### What you have to do
Copy each line that has the string "Ownership" somewhere in it.
++++ Dataset rows ++++
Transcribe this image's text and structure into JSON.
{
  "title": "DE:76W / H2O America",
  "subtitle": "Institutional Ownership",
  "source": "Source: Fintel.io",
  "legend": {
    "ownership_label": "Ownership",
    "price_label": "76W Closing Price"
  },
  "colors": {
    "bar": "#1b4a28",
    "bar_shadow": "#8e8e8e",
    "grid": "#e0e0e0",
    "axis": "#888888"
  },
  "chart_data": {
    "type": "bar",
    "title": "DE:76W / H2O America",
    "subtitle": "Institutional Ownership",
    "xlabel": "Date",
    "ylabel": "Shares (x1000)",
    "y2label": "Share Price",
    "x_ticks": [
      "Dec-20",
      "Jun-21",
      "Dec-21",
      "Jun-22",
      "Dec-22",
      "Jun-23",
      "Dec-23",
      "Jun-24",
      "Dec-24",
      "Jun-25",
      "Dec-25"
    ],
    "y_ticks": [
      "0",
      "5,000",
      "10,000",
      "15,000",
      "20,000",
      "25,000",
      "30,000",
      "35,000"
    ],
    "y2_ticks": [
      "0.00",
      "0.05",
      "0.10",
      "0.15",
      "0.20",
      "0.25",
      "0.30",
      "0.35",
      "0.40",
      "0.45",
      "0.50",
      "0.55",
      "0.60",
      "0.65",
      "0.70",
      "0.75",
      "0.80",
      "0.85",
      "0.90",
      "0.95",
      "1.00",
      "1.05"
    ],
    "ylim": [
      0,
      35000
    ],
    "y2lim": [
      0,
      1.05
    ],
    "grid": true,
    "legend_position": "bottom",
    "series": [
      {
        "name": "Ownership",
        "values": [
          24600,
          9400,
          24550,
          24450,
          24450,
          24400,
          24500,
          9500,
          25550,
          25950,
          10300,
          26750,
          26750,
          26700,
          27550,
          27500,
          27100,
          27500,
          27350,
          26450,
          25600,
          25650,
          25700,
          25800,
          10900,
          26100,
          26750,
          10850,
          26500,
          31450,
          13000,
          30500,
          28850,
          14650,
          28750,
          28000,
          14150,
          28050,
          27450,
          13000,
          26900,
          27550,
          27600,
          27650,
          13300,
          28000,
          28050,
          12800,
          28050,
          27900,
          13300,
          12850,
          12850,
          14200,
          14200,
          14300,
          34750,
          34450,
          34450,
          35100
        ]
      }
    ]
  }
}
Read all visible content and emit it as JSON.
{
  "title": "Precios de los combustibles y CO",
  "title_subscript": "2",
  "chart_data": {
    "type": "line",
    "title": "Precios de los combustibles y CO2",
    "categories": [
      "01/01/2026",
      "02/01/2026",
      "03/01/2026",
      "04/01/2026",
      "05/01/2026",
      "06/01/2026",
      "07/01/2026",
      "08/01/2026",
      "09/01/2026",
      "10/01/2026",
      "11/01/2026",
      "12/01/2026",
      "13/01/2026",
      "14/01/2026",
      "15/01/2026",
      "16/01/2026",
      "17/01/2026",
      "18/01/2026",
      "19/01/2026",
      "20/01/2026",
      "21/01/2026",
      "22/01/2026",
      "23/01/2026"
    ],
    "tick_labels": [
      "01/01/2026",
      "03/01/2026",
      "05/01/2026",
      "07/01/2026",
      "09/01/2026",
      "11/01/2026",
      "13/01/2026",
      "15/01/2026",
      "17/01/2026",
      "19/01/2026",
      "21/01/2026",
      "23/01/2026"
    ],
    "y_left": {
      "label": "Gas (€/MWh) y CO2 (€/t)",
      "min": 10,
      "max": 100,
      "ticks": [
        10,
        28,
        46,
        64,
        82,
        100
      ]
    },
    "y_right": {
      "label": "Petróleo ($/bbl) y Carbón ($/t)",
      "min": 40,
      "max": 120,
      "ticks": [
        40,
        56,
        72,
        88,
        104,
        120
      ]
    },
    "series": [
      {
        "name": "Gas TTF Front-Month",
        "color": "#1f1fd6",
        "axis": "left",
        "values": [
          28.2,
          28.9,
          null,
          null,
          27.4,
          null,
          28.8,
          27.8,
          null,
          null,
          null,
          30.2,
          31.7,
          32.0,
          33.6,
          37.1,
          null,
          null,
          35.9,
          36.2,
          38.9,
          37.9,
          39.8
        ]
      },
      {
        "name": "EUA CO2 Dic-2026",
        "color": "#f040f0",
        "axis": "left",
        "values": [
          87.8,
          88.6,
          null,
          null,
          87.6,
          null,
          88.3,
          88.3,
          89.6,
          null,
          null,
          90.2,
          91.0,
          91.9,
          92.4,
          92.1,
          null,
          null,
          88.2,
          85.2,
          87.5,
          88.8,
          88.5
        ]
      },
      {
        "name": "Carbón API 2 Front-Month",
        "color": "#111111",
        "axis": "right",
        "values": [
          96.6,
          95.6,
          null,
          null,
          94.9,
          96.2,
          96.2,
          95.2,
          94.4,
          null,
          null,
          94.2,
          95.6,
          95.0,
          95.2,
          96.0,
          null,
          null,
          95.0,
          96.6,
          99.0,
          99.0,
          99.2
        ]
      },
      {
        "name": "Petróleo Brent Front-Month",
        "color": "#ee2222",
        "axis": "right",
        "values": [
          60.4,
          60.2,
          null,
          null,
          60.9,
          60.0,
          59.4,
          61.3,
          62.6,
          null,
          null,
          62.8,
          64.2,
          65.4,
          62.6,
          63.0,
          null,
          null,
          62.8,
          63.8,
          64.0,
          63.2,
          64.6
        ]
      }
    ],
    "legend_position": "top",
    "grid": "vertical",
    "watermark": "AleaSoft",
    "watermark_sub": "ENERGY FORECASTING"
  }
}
++++
### Solution to the problem
  "subtitle": "Institutional Ownership",
    "ownership_label": "Ownership",
    "subtitle": "Institutional Ownership",
        "name": "Ownership",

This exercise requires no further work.